Output every line of the material exactly, omitting images.

DATA RECORDS »
----
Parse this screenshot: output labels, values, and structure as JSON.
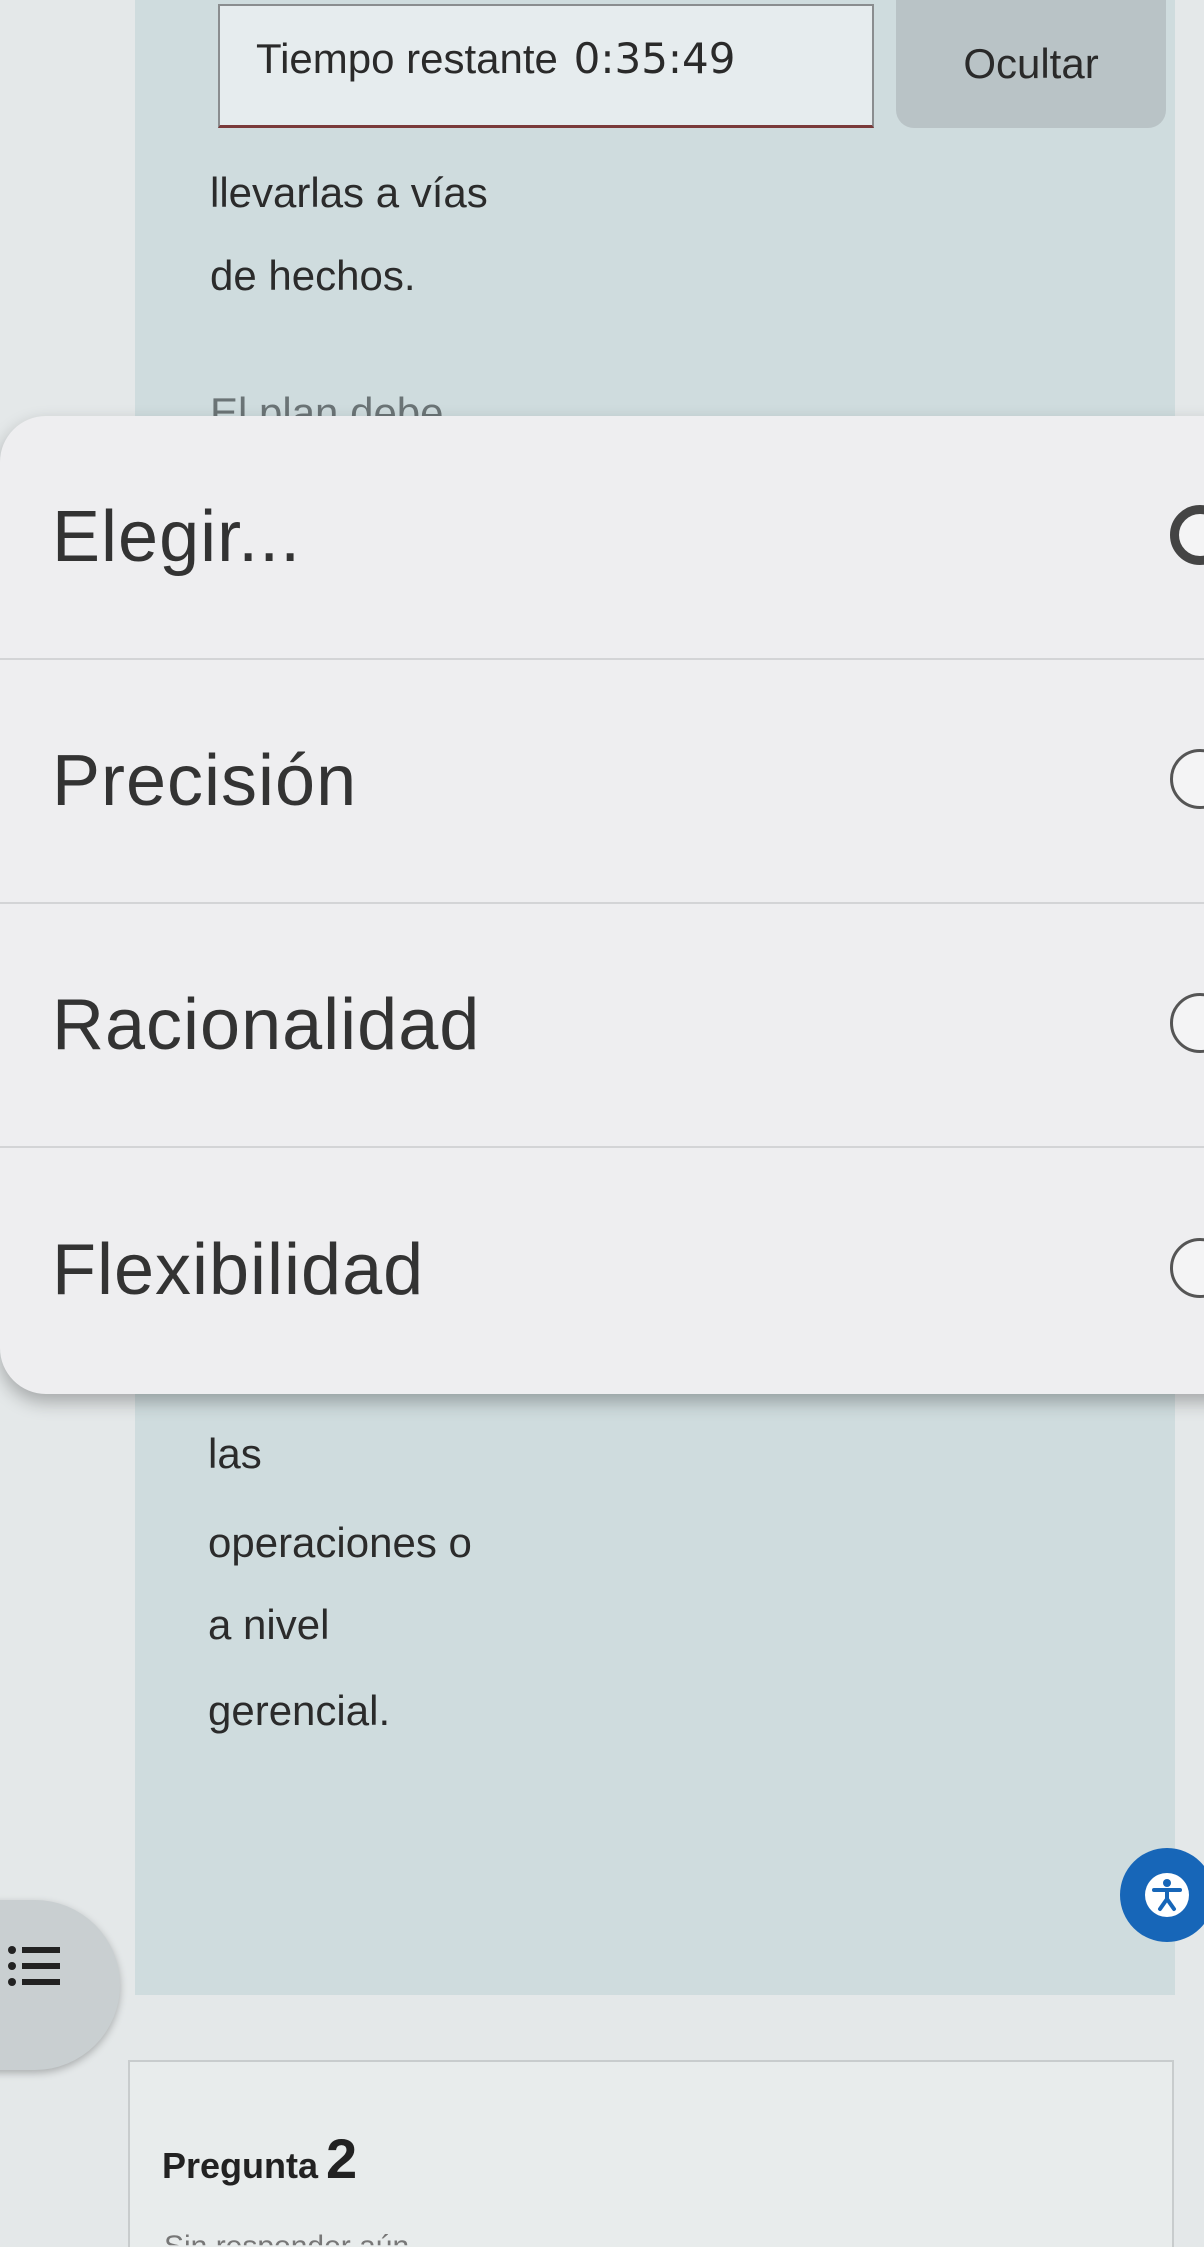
{
  "timer": {
    "label": "Tiempo restante",
    "value": "0:35:49"
  },
  "hide_button_label": "Ocultar",
  "question": {
    "text_lines_above": [
      "llevarlas a vías",
      "de hechos."
    ],
    "partial_line": "El plan debe",
    "text_lines_below": [
      "las",
      "operaciones o",
      "a nivel",
      "gerencial."
    ]
  },
  "dropdown": {
    "options": [
      {
        "label": "Elegir...",
        "selected": true
      },
      {
        "label": "Precisión",
        "selected": false
      },
      {
        "label": "Racionalidad",
        "selected": false
      },
      {
        "label": "Flexibilidad",
        "selected": false
      }
    ]
  },
  "next_question": {
    "label": "Pregunta",
    "number": "2",
    "status": "Sin responder aún"
  },
  "colors": {
    "panel": "#cfdcde",
    "accessibility_button": "#1766b8",
    "dropdown_bg": "#eeeef0"
  },
  "icons": {
    "accessibility": "accessibility-icon",
    "list": "list-icon"
  }
}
----
EXERCISE RESULT »
Parse this screenshot: output labels, values, and structure as JSON.
{
  "timer": {
    "label": "Tiempo restante",
    "value": "0:35:49"
  },
  "hide_button_label": "Ocultar",
  "question": {
    "text_lines_above": [
      "llevarlas a vías",
      "de hechos."
    ],
    "partial_line": "El plan debe",
    "text_lines_below": [
      "las",
      "operaciones o",
      "a nivel",
      "gerencial."
    ]
  },
  "dropdown": {
    "options": [
      {
        "label": "Elegir...",
        "selected": true
      },
      {
        "label": "Precisión",
        "selected": false
      },
      {
        "label": "Racionalidad",
        "selected": false
      },
      {
        "label": "Flexibilidad",
        "selected": false
      }
    ]
  },
  "next_question": {
    "label": "Pregunta",
    "number": "2",
    "status": "Sin responder aún"
  },
  "colors": {
    "panel": "#cfdcde",
    "accessibility_button": "#1766b8",
    "dropdown_bg": "#eeeef0"
  },
  "icons": {
    "accessibility": "accessibility-icon",
    "list": "list-icon"
  }
}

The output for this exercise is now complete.